═══ RECORDS TO USE ═══
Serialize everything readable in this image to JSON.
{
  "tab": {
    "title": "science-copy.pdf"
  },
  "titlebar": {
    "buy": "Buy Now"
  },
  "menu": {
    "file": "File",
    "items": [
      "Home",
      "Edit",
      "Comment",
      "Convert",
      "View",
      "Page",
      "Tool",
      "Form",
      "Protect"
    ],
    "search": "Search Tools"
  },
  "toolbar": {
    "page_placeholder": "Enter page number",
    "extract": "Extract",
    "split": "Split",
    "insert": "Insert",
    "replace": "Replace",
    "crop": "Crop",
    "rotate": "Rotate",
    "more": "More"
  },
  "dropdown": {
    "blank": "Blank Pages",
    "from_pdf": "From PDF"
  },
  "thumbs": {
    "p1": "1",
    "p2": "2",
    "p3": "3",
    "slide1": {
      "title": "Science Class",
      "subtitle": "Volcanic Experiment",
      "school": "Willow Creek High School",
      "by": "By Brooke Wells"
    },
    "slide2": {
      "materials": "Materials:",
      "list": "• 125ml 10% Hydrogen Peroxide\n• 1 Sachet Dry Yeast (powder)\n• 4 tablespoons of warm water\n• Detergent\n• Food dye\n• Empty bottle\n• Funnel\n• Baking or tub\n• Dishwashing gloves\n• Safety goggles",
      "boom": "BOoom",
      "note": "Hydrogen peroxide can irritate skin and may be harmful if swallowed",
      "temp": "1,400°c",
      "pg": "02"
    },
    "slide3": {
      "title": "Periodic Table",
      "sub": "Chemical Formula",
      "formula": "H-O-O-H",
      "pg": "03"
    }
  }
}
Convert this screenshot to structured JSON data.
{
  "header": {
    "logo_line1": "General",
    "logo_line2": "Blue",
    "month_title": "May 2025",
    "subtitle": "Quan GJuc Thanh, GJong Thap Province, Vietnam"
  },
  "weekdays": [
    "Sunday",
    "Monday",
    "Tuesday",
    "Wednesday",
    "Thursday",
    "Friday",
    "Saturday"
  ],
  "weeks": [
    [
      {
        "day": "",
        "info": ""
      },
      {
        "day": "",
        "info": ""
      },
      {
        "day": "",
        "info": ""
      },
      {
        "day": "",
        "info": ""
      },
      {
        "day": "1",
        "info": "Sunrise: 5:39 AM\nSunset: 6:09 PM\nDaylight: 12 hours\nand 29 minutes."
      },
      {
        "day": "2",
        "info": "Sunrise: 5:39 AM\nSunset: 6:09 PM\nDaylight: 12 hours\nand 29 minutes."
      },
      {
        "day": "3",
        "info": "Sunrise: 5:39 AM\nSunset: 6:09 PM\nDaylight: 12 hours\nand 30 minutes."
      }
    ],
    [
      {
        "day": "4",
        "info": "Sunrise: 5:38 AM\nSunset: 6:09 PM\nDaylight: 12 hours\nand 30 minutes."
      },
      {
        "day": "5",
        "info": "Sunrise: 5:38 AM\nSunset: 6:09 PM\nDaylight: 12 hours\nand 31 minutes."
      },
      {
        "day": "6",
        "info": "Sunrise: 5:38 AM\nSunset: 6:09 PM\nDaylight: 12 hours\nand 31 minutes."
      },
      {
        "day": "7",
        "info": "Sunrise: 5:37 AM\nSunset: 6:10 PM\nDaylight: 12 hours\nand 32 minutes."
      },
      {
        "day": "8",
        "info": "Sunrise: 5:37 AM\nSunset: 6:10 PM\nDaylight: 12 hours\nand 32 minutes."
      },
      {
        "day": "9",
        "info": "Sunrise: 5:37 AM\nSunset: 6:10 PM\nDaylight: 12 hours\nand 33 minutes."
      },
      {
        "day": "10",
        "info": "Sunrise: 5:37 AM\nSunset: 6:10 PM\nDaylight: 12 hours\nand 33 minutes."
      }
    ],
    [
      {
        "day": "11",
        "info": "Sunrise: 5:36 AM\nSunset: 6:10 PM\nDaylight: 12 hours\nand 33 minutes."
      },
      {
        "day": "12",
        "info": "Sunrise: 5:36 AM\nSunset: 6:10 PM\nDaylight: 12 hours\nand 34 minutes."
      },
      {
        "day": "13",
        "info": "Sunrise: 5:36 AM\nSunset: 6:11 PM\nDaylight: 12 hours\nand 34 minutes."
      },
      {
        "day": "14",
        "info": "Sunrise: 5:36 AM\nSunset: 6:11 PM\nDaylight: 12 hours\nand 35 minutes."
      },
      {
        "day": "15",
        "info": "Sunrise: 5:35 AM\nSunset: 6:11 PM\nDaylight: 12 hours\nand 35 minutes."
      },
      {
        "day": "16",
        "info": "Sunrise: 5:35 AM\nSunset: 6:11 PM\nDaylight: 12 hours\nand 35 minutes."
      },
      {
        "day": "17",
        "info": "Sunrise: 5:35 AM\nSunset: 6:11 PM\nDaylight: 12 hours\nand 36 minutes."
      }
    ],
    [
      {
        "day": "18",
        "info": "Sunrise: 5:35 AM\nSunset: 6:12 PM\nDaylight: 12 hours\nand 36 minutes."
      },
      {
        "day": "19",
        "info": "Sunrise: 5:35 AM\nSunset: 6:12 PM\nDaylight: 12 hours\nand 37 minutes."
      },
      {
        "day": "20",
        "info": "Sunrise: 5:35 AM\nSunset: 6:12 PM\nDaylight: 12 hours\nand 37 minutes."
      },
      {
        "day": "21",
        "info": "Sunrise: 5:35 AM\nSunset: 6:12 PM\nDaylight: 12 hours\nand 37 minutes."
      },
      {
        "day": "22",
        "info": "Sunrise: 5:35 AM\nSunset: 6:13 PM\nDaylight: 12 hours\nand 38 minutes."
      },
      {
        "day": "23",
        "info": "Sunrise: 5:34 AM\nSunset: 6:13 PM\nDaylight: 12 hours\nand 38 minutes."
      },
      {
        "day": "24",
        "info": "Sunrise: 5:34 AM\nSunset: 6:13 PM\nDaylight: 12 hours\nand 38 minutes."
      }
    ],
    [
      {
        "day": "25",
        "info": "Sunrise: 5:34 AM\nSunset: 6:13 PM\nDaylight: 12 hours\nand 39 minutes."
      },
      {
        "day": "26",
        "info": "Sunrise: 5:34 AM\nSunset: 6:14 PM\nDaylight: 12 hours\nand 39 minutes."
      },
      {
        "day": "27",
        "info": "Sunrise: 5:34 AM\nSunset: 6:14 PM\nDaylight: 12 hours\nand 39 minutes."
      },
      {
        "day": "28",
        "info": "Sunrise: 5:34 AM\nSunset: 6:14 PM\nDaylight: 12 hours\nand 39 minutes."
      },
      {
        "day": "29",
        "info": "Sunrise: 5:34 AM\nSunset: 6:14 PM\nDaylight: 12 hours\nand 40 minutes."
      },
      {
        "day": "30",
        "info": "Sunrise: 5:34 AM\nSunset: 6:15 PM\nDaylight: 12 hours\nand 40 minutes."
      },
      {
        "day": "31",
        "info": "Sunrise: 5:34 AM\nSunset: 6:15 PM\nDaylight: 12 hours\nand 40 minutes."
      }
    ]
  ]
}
═══
Your task is to repeat each line of the material exactly.

CORRECT OUTPUT:
Serialize everything readable in this image to JSON.
{
  "tab": {
    "title": "science-copy.pdf"
  },
  "titlebar": {
    "buy": "Buy Now"
  },
  "menu": {
    "file": "File",
    "items": [
      "Home",
      "Edit",
      "Comment",
      "Convert",
      "View",
      "Page",
      "Tool",
      "Form",
      "Protect"
    ],
    "search": "Search Tools"
  },
  "toolbar": {
    "page_placeholder": "Enter page number",
    "extract": "Extract",
    "split": "Split",
    "insert": "Insert",
    "replace": "Replace",
    "crop": "Crop",
    "rotate": "Rotate",
    "more": "More"
  },
  "dropdown": {
    "blank": "Blank Pages",
    "from_pdf": "From PDF"
  },
  "thumbs": {
    "p1": "1",
    "p2": "2",
    "p3": "3",
    "slide1": {
      "title": "Science Class",
      "subtitle": "Volcanic Experiment",
      "school": "Willow Creek High School",
      "by": "By Brooke Wells"
    },
    "slide2": {
      "materials": "Materials:",
      "list": "• 125ml 10% Hydrogen Peroxide\n• 1 Sachet Dry Yeast (powder)\n• 4 tablespoons of warm water\n• Detergent\n• Food dye\n• Empty bottle\n• Funnel\n• Baking or tub\n• Dishwashing gloves\n• Safety goggles",
      "boom": "BOoom",
      "note": "Hydrogen peroxide can irritate skin and may be harmful if swallowed",
      "temp": "1,400°c",
      "pg": "02"
    },
    "slide3": {
      "title": "Periodic Table",
      "sub": "Chemical Formula",
      "formula": "H-O-O-H",
      "pg": "03"
    }
  }
}
Convert this screenshot to structured JSON data.
{
  "header": {
    "logo_line1": "General",
    "logo_line2": "Blue",
    "month_title": "May 2025",
    "subtitle": "Quan GJuc Thanh, GJong Thap Province, Vietnam"
  },
  "weekdays": [
    "Sunday",
    "Monday",
    "Tuesday",
    "Wednesday",
    "Thursday",
    "Friday",
    "Saturday"
  ],
  "weeks": [
    [
      {
        "day": "",
        "info": ""
      },
      {
        "day": "",
        "info": ""
      },
      {
        "day": "",
        "info": ""
      },
      {
        "day": "",
        "info": ""
      },
      {
        "day": "1",
        "info": "Sunrise: 5:39 AM\nSunset: 6:09 PM\nDaylight: 12 hours\nand 29 minutes."
      },
      {
        "day": "2",
        "info": "Sunrise: 5:39 AM\nSunset: 6:09 PM\nDaylight: 12 hours\nand 29 minutes."
      },
      {
        "day": "3",
        "info": "Sunrise: 5:39 AM\nSunset: 6:09 PM\nDaylight: 12 hours\nand 30 minutes."
      }
    ],
    [
      {
        "day": "4",
        "info": "Sunrise: 5:38 AM\nSunset: 6:09 PM\nDaylight: 12 hours\nand 30 minutes."
      },
      {
        "day": "5",
        "info": "Sunrise: 5:38 AM\nSunset: 6:09 PM\nDaylight: 12 hours\nand 31 minutes."
      },
      {
        "day": "6",
        "info": "Sunrise: 5:38 AM\nSunset: 6:09 PM\nDaylight: 12 hours\nand 31 minutes."
      },
      {
        "day": "7",
        "info": "Sunrise: 5:37 AM\nSunset: 6:10 PM\nDaylight: 12 hours\nand 32 minutes."
      },
      {
        "day": "8",
        "info": "Sunrise: 5:37 AM\nSunset: 6:10 PM\nDaylight: 12 hours\nand 32 minutes."
      },
      {
        "day": "9",
        "info": "Sunrise: 5:37 AM\nSunset: 6:10 PM\nDaylight: 12 hours\nand 33 minutes."
      },
      {
        "day": "10",
        "info": "Sunrise: 5:37 AM\nSunset: 6:10 PM\nDaylight: 12 hours\nand 33 minutes."
      }
    ],
    [
      {
        "day": "11",
        "info": "Sunrise: 5:36 AM\nSunset: 6:10 PM\nDaylight: 12 hours\nand 33 minutes."
      },
      {
        "day": "12",
        "info": "Sunrise: 5:36 AM\nSunset: 6:10 PM\nDaylight: 12 hours\nand 34 minutes."
      },
      {
        "day": "13",
        "info": "Sunrise: 5:36 AM\nSunset: 6:11 PM\nDaylight: 12 hours\nand 34 minutes."
      },
      {
        "day": "14",
        "info": "Sunrise: 5:36 AM\nSunset: 6:11 PM\nDaylight: 12 hours\nand 35 minutes."
      },
      {
        "day": "15",
        "info": "Sunrise: 5:35 AM\nSunset: 6:11 PM\nDaylight: 12 hours\nand 35 minutes."
      },
      {
        "day": "16",
        "info": "Sunrise: 5:35 AM\nSunset: 6:11 PM\nDaylight: 12 hours\nand 35 minutes."
      },
      {
        "day": "17",
        "info": "Sunrise: 5:35 AM\nSunset: 6:11 PM\nDaylight: 12 hours\nand 36 minutes."
      }
    ],
    [
      {
        "day": "18",
        "info": "Sunrise: 5:35 AM\nSunset: 6:12 PM\nDaylight: 12 hours\nand 36 minutes."
      },
      {
        "day": "19",
        "info": "Sunrise: 5:35 AM\nSunset: 6:12 PM\nDaylight: 12 hours\nand 37 minutes."
      },
      {
        "day": "20",
        "info": "Sunrise: 5:35 AM\nSunset: 6:12 PM\nDaylight: 12 hours\nand 37 minutes."
      },
      {
        "day": "21",
        "info": "Sunrise: 5:35 AM\nSunset: 6:12 PM\nDaylight: 12 hours\nand 37 minutes."
      },
      {
        "day": "22",
        "info": "Sunrise: 5:35 AM\nSunset: 6:13 PM\nDaylight: 12 hours\nand 38 minutes."
      },
      {
        "day": "23",
        "info": "Sunrise: 5:34 AM\nSunset: 6:13 PM\nDaylight: 12 hours\nand 38 minutes."
      },
      {
        "day": "24",
        "info": "Sunrise: 5:34 AM\nSunset: 6:13 PM\nDaylight: 12 hours\nand 38 minutes."
      }
    ],
    [
      {
        "day": "25",
        "info": "Sunrise: 5:34 AM\nSunset: 6:13 PM\nDaylight: 12 hours\nand 39 minutes."
      },
      {
        "day": "26",
        "info": "Sunrise: 5:34 AM\nSunset: 6:14 PM\nDaylight: 12 hours\nand 39 minutes."
      },
      {
        "day": "27",
        "info": "Sunrise: 5:34 AM\nSunset: 6:14 PM\nDaylight: 12 hours\nand 39 minutes."
      },
      {
        "day": "28",
        "info": "Sunrise: 5:34 AM\nSunset: 6:14 PM\nDaylight: 12 hours\nand 39 minutes."
      },
      {
        "day": "29",
        "info": "Sunrise: 5:34 AM\nSunset: 6:14 PM\nDaylight: 12 hours\nand 40 minutes."
      },
      {
        "day": "30",
        "info": "Sunrise: 5:34 AM\nSunset: 6:15 PM\nDaylight: 12 hours\nand 40 minutes."
      },
      {
        "day": "31",
        "info": "Sunrise: 5:34 AM\nSunset: 6:15 PM\nDaylight: 12 hours\nand 40 minutes."
      }
    ]
  ]
}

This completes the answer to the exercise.